■ Supplied material
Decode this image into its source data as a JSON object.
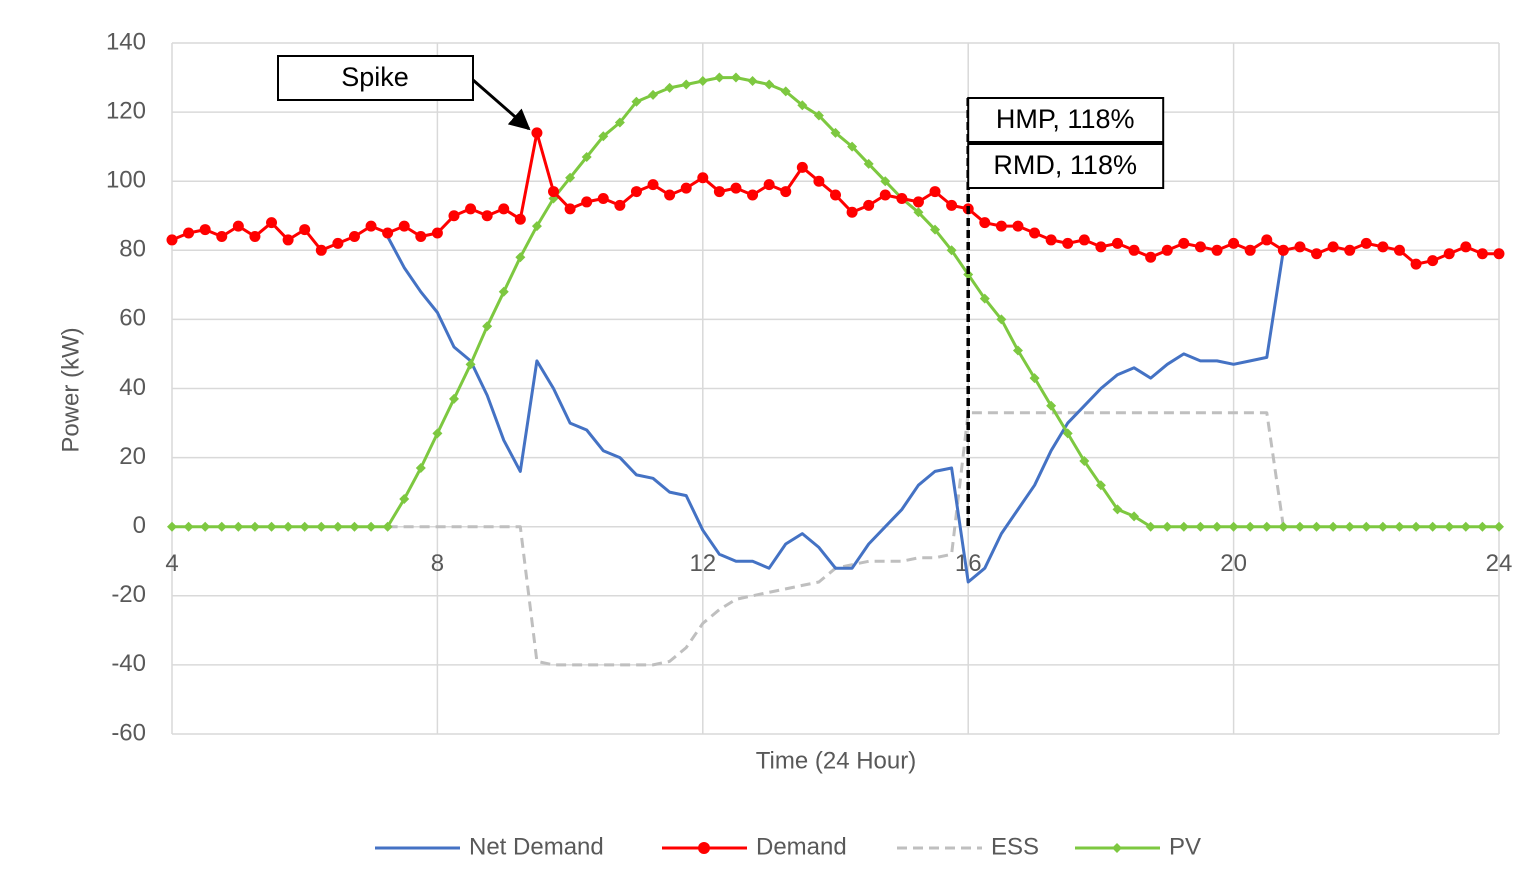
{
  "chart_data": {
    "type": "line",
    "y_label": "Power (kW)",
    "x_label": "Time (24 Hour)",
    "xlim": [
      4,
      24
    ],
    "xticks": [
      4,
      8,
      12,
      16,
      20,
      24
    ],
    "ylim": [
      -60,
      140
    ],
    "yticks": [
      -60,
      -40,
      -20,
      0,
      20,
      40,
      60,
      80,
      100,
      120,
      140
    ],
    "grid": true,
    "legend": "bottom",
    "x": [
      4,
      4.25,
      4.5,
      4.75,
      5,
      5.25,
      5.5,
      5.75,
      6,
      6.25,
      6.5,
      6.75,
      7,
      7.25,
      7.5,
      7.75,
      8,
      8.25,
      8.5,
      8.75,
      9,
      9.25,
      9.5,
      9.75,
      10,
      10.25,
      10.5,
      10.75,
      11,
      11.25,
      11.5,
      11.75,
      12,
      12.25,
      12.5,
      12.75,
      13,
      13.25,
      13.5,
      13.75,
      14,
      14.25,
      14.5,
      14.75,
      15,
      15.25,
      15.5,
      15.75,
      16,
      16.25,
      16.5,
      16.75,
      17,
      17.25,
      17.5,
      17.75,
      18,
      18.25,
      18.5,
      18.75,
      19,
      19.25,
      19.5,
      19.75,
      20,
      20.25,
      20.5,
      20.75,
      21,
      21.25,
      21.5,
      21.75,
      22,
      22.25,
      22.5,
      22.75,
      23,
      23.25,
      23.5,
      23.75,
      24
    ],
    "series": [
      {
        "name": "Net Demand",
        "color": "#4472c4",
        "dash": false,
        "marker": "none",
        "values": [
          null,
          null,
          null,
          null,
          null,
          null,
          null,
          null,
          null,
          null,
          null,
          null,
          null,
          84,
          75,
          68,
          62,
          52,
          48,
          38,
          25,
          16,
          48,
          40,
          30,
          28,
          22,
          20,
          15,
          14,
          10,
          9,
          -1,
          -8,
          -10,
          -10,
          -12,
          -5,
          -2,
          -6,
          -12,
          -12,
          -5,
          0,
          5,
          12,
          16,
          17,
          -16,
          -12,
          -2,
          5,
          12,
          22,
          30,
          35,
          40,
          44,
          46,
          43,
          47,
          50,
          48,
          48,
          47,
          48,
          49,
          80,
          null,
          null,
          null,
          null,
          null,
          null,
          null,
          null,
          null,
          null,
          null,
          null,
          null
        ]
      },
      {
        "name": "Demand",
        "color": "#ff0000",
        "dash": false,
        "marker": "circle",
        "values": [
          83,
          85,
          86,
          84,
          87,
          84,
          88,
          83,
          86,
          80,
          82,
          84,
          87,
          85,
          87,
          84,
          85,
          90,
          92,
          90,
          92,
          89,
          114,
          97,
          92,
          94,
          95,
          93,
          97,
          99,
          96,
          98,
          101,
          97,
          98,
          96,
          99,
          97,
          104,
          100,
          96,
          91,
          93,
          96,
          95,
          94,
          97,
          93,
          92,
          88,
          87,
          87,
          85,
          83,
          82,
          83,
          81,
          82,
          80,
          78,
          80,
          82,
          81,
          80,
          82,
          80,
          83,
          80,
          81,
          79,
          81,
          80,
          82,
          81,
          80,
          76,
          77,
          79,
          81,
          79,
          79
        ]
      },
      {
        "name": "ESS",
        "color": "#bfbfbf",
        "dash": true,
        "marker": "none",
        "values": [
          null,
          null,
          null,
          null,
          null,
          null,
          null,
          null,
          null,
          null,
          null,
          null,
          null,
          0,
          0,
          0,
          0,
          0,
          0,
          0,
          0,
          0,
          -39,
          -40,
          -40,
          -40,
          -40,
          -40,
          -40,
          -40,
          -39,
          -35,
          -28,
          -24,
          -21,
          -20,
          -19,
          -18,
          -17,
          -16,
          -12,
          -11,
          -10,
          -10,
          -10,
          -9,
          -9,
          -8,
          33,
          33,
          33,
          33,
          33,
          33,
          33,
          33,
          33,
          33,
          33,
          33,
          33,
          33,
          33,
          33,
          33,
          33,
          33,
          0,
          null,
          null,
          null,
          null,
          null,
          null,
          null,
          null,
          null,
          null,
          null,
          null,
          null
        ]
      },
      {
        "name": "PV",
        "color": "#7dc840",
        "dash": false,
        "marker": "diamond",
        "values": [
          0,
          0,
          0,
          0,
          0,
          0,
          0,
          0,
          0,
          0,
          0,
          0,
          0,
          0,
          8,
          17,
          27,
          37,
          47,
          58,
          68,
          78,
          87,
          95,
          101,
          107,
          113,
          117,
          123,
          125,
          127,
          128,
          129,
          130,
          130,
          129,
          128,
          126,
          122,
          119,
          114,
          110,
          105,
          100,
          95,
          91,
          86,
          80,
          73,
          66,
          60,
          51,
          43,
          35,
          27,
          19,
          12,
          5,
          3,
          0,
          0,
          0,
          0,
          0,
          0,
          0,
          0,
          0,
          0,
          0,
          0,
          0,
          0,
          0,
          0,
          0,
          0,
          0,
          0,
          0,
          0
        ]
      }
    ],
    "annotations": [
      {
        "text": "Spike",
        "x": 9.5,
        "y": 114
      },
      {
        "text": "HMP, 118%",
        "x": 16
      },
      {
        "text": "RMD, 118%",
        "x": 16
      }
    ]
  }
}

■ Your objective
Lines of the material that contain the word "name" are to be gathered.

■ Exercise solution
        "name": "Net Demand",
        "name": "Demand",
        "name": "ESS",
        "name": "PV",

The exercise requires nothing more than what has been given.